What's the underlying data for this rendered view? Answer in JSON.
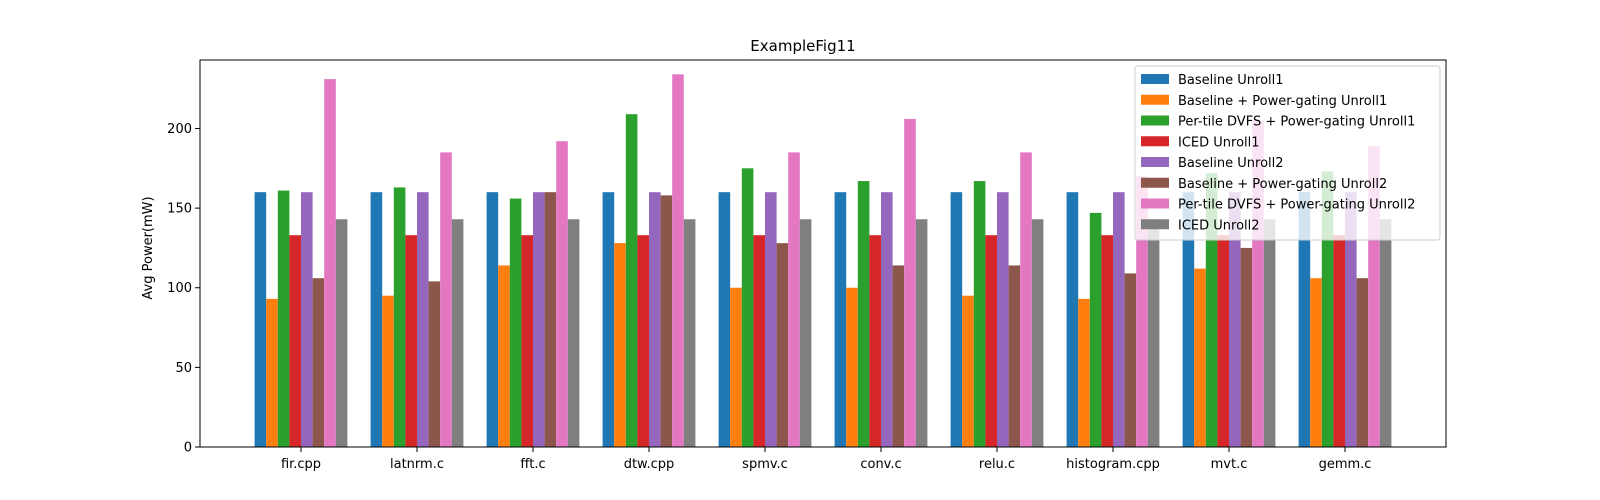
{
  "chart_data": {
    "type": "bar",
    "title": "ExampleFig11",
    "xlabel": "",
    "ylabel": "Avg Power(mW)",
    "ylim": [
      0,
      243
    ],
    "yticks": [
      0,
      50,
      100,
      150,
      200
    ],
    "grid": false,
    "legend_position": "top-right",
    "categories": [
      "fir.cpp",
      "latnrm.c",
      "fft.c",
      "dtw.cpp",
      "spmv.c",
      "conv.c",
      "relu.c",
      "histogram.cpp",
      "mvt.c",
      "gemm.c"
    ],
    "series": [
      {
        "name": "Baseline Unroll1",
        "color": "#1f77b4",
        "values": [
          160,
          160,
          160,
          160,
          160,
          160,
          160,
          160,
          160,
          160
        ]
      },
      {
        "name": "Baseline + Power-gating Unroll1",
        "color": "#ff7f0e",
        "values": [
          93,
          95,
          114,
          128,
          100,
          100,
          95,
          93,
          112,
          106
        ]
      },
      {
        "name": "Per-tile DVFS + Power-gating Unroll1",
        "color": "#2ca02c",
        "values": [
          161,
          163,
          156,
          209,
          175,
          167,
          167,
          147,
          172,
          173
        ]
      },
      {
        "name": "ICED Unroll1",
        "color": "#d62728",
        "values": [
          133,
          133,
          133,
          133,
          133,
          133,
          133,
          133,
          133,
          133
        ]
      },
      {
        "name": "Baseline Unroll2",
        "color": "#9467bd",
        "values": [
          160,
          160,
          160,
          160,
          160,
          160,
          160,
          160,
          160,
          160
        ]
      },
      {
        "name": "Baseline + Power-gating Unroll2",
        "color": "#8c564b",
        "values": [
          106,
          104,
          160,
          158,
          128,
          114,
          114,
          109,
          125,
          106
        ]
      },
      {
        "name": "Per-tile DVFS + Power-gating Unroll2",
        "color": "#e377c2",
        "values": [
          231,
          185,
          192,
          234,
          185,
          206,
          185,
          170,
          205,
          189
        ]
      },
      {
        "name": "ICED Unroll2",
        "color": "#7f7f7f",
        "values": [
          143,
          143,
          143,
          143,
          143,
          143,
          143,
          143,
          143,
          143
        ]
      }
    ]
  }
}
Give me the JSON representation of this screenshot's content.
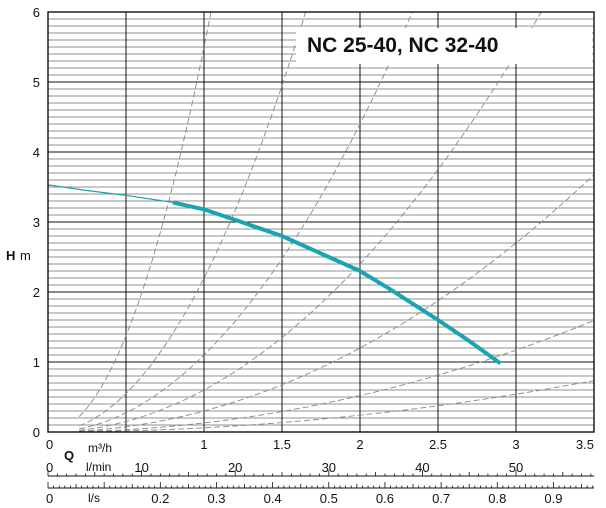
{
  "chart_data": {
    "type": "line",
    "title": "NC 25-40,  NC 32-40",
    "ylabel_symbol": "H",
    "ylabel_unit": "m",
    "ylim": [
      0,
      6
    ],
    "y_ticks": [
      "0",
      "1",
      "2",
      "3",
      "4",
      "5",
      "6"
    ],
    "x_axes": [
      {
        "symbol": "Q",
        "unit": "m³/h",
        "range": [
          0,
          3.5
        ],
        "tick_labels": [
          "0",
          "1",
          "1.5",
          "2",
          "2.5",
          "3",
          "3.5"
        ],
        "tick_values": [
          0,
          1,
          1.5,
          2,
          2.5,
          3,
          3.5
        ]
      },
      {
        "unit": "l/min",
        "tick_labels": [
          "0",
          "10",
          "20",
          "30",
          "40",
          "50"
        ],
        "tick_values": [
          0,
          10,
          20,
          30,
          40,
          50
        ]
      },
      {
        "unit": "l/s",
        "tick_labels": [
          "0",
          "0.2",
          "0.3",
          "0.4",
          "0.5",
          "0.6",
          "0.7",
          "0.8",
          "0.9"
        ],
        "tick_values": [
          0,
          0.2,
          0.3,
          0.4,
          0.5,
          0.6,
          0.7,
          0.8,
          0.9
        ]
      }
    ],
    "series": [
      {
        "color": "#1aa3b0",
        "points": [
          [
            0,
            3.53
          ],
          [
            0.25,
            3.45
          ],
          [
            0.5,
            3.38
          ],
          [
            0.8,
            3.28
          ],
          [
            1.0,
            3.18
          ],
          [
            1.2,
            3.03
          ],
          [
            1.5,
            2.8
          ],
          [
            1.8,
            2.5
          ],
          [
            2.0,
            2.3
          ],
          [
            2.2,
            2.03
          ],
          [
            2.5,
            1.6
          ],
          [
            2.7,
            1.3
          ],
          [
            2.9,
            0.98
          ]
        ],
        "thin_until_x": 0.8
      }
    ],
    "system_curve_coefficients": [
      5.5,
      2.2,
      1.1,
      0.6,
      0.3,
      0.13,
      0.06
    ],
    "grid": true
  }
}
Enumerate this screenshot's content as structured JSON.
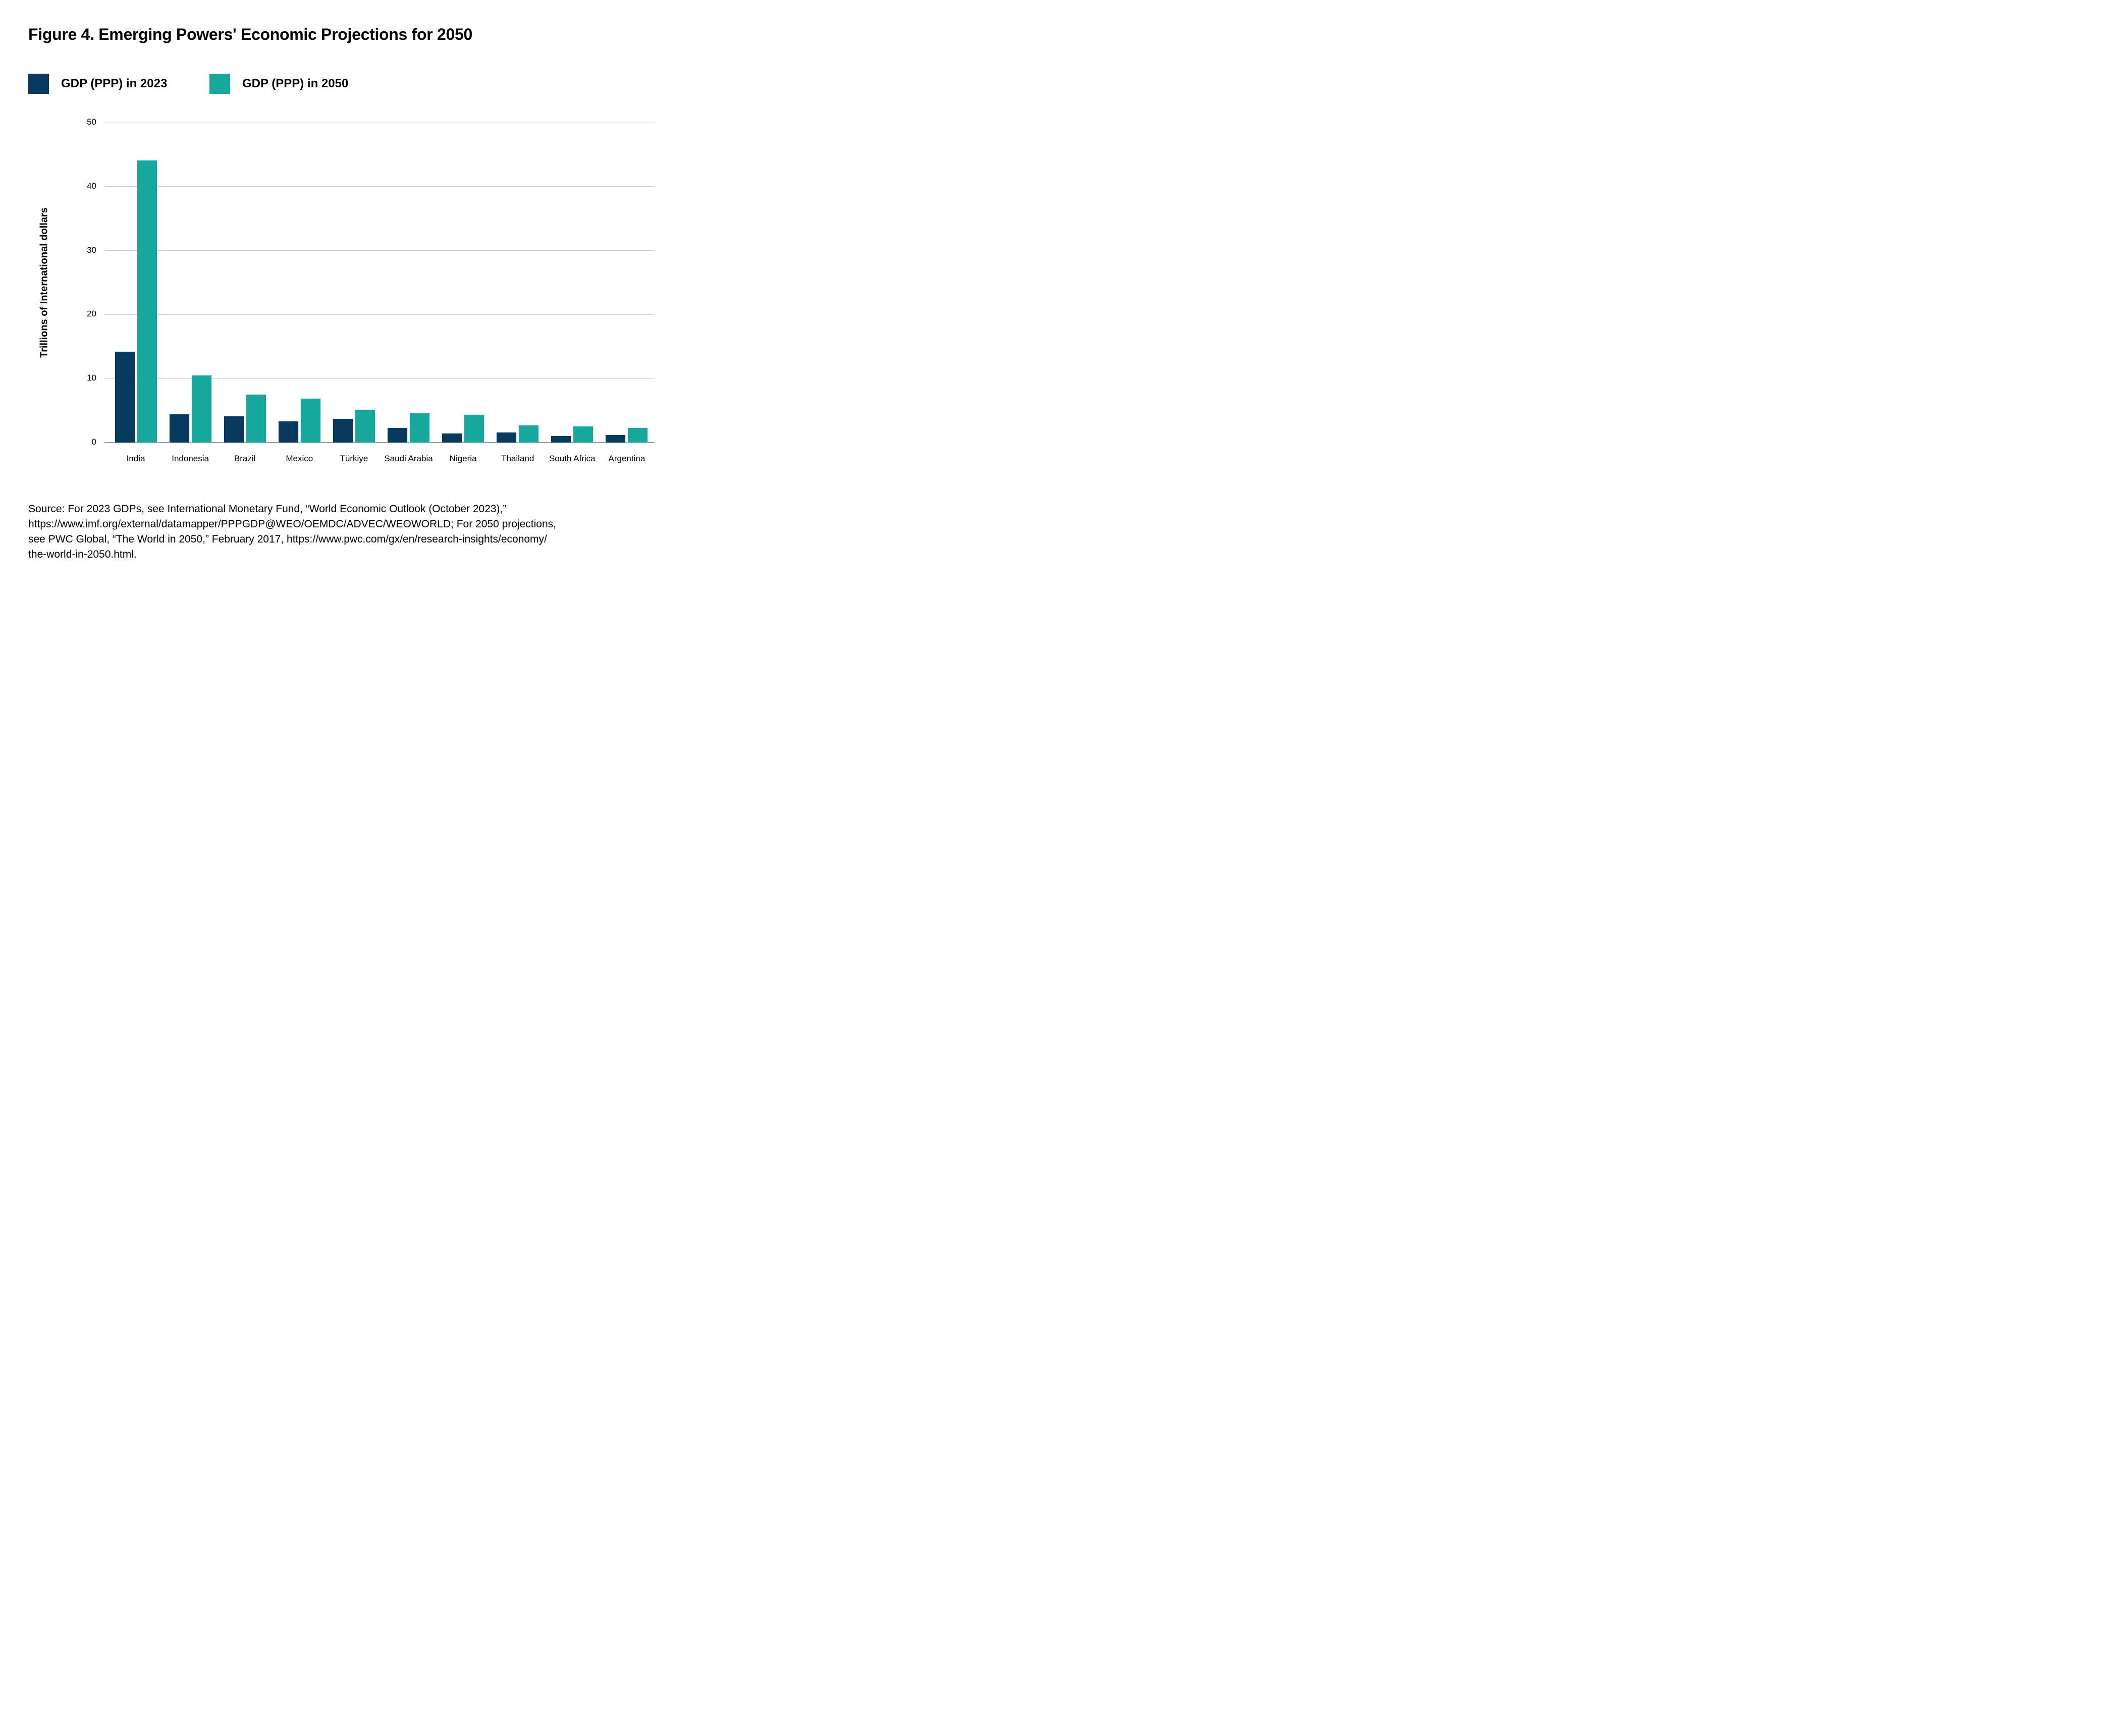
{
  "title": "Figure 4. Emerging Powers' Economic Projections for 2050",
  "legend": [
    {
      "label": "GDP (PPP) in 2023",
      "color": "#083a5e"
    },
    {
      "label": "GDP (PPP) in 2050",
      "color": "#16a89d"
    }
  ],
  "chart_data": {
    "type": "bar",
    "categories": [
      "India",
      "Indonesia",
      "Brazil",
      "Mexico",
      "Türkiye",
      "Saudi Arabia",
      "Nigeria",
      "Thailand",
      "South Africa",
      "Argentina"
    ],
    "series": [
      {
        "name": "GDP (PPP) in 2023",
        "color": "#083a5e",
        "values": [
          14.2,
          4.4,
          4.1,
          3.3,
          3.7,
          2.3,
          1.4,
          1.6,
          1.0,
          1.2
        ]
      },
      {
        "name": "GDP (PPP) in 2050",
        "color": "#16a89d",
        "values": [
          44.1,
          10.5,
          7.5,
          6.9,
          5.1,
          4.6,
          4.3,
          2.7,
          2.5,
          2.3
        ]
      }
    ],
    "title": "Figure 4. Emerging Powers' Economic Projections for 2050",
    "xlabel": "",
    "ylabel": "Trillions of International dollars",
    "yticks": [
      0,
      10,
      20,
      30,
      40,
      50
    ],
    "ylim": [
      0,
      50
    ],
    "grid": "horizontal",
    "legend_position": "top-left"
  },
  "colors": {
    "navy": "#083a5e",
    "teal": "#16a89d",
    "gridline": "#c9c9c9",
    "baseline": "#9b9b9b",
    "background": "#ffffff",
    "text": "#000000"
  },
  "source": {
    "lines": [
      "Source: For 2023 GDPs, see International Monetary Fund, “World Economic Outlook (October 2023),”",
      "https://www.imf.org/external/datamapper/PPPGDP@WEO/OEMDC/ADVEC/WEOWORLD; For 2050 projections,",
      "see PWC Global, “The World in 2050,” February 2017, https://www.pwc.com/gx/en/research-insights/economy/",
      "the-world-in-2050.html."
    ]
  }
}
= = = = =
** Task instructions **
Omit the pictures. Transcribe every record exactly.

** Output **
What's the underlying data for this rendered view? Answer in JSON.
{
  "chart_data": {
    "type": "bar",
    "title": "ExampleFig11",
    "xlabel": "",
    "ylabel": "Avg Power(mW)",
    "ylim": [
      0,
      243
    ],
    "yticks": [
      0,
      50,
      100,
      150,
      200
    ],
    "grid": false,
    "legend_position": "top-right",
    "categories": [
      "fir.cpp",
      "latnrm.c",
      "fft.c",
      "dtw.cpp",
      "spmv.c",
      "conv.c",
      "relu.c",
      "histogram.cpp",
      "mvt.c",
      "gemm.c"
    ],
    "series": [
      {
        "name": "Baseline Unroll1",
        "color": "#1f77b4",
        "values": [
          160,
          160,
          160,
          160,
          160,
          160,
          160,
          160,
          160,
          160
        ]
      },
      {
        "name": "Baseline + Power-gating Unroll1",
        "color": "#ff7f0e",
        "values": [
          93,
          95,
          114,
          128,
          100,
          100,
          95,
          93,
          112,
          106
        ]
      },
      {
        "name": "Per-tile DVFS + Power-gating Unroll1",
        "color": "#2ca02c",
        "values": [
          161,
          163,
          156,
          209,
          175,
          167,
          167,
          147,
          172,
          173
        ]
      },
      {
        "name": "ICED Unroll1",
        "color": "#d62728",
        "values": [
          133,
          133,
          133,
          133,
          133,
          133,
          133,
          133,
          133,
          133
        ]
      },
      {
        "name": "Baseline Unroll2",
        "color": "#9467bd",
        "values": [
          160,
          160,
          160,
          160,
          160,
          160,
          160,
          160,
          160,
          160
        ]
      },
      {
        "name": "Baseline + Power-gating Unroll2",
        "color": "#8c564b",
        "values": [
          106,
          104,
          160,
          158,
          128,
          114,
          114,
          109,
          125,
          106
        ]
      },
      {
        "name": "Per-tile DVFS + Power-gating Unroll2",
        "color": "#e377c2",
        "values": [
          231,
          185,
          192,
          234,
          185,
          206,
          185,
          170,
          205,
          189
        ]
      },
      {
        "name": "ICED Unroll2",
        "color": "#7f7f7f",
        "values": [
          143,
          143,
          143,
          143,
          143,
          143,
          143,
          143,
          143,
          143
        ]
      }
    ]
  }
}
Give me the JSON representation of this screenshot's content.
{
  "chart_data": {
    "type": "line",
    "title": "NC 25-40,  NC 32-40",
    "ylabel_symbol": "H",
    "ylabel_unit": "m",
    "ylim": [
      0,
      6
    ],
    "y_ticks": [
      "0",
      "1",
      "2",
      "3",
      "4",
      "5",
      "6"
    ],
    "x_axes": [
      {
        "symbol": "Q",
        "unit": "m³/h",
        "range": [
          0,
          3.5
        ],
        "tick_labels": [
          "0",
          "1",
          "1.5",
          "2",
          "2.5",
          "3",
          "3.5"
        ],
        "tick_values": [
          0,
          1,
          1.5,
          2,
          2.5,
          3,
          3.5
        ]
      },
      {
        "unit": "l/min",
        "tick_labels": [
          "0",
          "10",
          "20",
          "30",
          "40",
          "50"
        ],
        "tick_values": [
          0,
          10,
          20,
          30,
          40,
          50
        ]
      },
      {
        "unit": "l/s",
        "tick_labels": [
          "0",
          "0.2",
          "0.3",
          "0.4",
          "0.5",
          "0.6",
          "0.7",
          "0.8",
          "0.9"
        ],
        "tick_values": [
          0,
          0.2,
          0.3,
          0.4,
          0.5,
          0.6,
          0.7,
          0.8,
          0.9
        ]
      }
    ],
    "series": [
      {
        "color": "#1aa3b0",
        "points": [
          [
            0,
            3.53
          ],
          [
            0.25,
            3.45
          ],
          [
            0.5,
            3.38
          ],
          [
            0.8,
            3.28
          ],
          [
            1.0,
            3.18
          ],
          [
            1.2,
            3.03
          ],
          [
            1.5,
            2.8
          ],
          [
            1.8,
            2.5
          ],
          [
            2.0,
            2.3
          ],
          [
            2.2,
            2.03
          ],
          [
            2.5,
            1.6
          ],
          [
            2.7,
            1.3
          ],
          [
            2.9,
            0.98
          ]
        ],
        "thin_until_x": 0.8
      }
    ],
    "system_curve_coefficients": [
      5.5,
      2.2,
      1.1,
      0.6,
      0.3,
      0.13,
      0.06
    ],
    "grid": true
  }
}
Enumerate this screenshot's content as structured JSON.
{
  "title": "Figure 4. Emerging Powers' Economic Projections for 2050",
  "legend": [
    {
      "label": "GDP (PPP) in 2023",
      "color": "#083a5e"
    },
    {
      "label": "GDP (PPP) in 2050",
      "color": "#16a89d"
    }
  ],
  "chart_data": {
    "type": "bar",
    "categories": [
      "India",
      "Indonesia",
      "Brazil",
      "Mexico",
      "Türkiye",
      "Saudi Arabia",
      "Nigeria",
      "Thailand",
      "South Africa",
      "Argentina"
    ],
    "series": [
      {
        "name": "GDP (PPP) in 2023",
        "color": "#083a5e",
        "values": [
          14.2,
          4.4,
          4.1,
          3.3,
          3.7,
          2.3,
          1.4,
          1.6,
          1.0,
          1.2
        ]
      },
      {
        "name": "GDP (PPP) in 2050",
        "color": "#16a89d",
        "values": [
          44.1,
          10.5,
          7.5,
          6.9,
          5.1,
          4.6,
          4.3,
          2.7,
          2.5,
          2.3
        ]
      }
    ],
    "title": "Figure 4. Emerging Powers' Economic Projections for 2050",
    "xlabel": "",
    "ylabel": "Trillions of International dollars",
    "yticks": [
      0,
      10,
      20,
      30,
      40,
      50
    ],
    "ylim": [
      0,
      50
    ],
    "grid": "horizontal",
    "legend_position": "top-left"
  },
  "colors": {
    "navy": "#083a5e",
    "teal": "#16a89d",
    "gridline": "#c9c9c9",
    "baseline": "#9b9b9b",
    "background": "#ffffff",
    "text": "#000000"
  },
  "source": {
    "lines": [
      "Source: For 2023 GDPs, see International Monetary Fund, “World Economic Outlook (October 2023),”",
      "https://www.imf.org/external/datamapper/PPPGDP@WEO/OEMDC/ADVEC/WEOWORLD; For 2050 projections,",
      "see PWC Global, “The World in 2050,” February 2017, https://www.pwc.com/gx/en/research-insights/economy/",
      "the-world-in-2050.html."
    ]
  }
}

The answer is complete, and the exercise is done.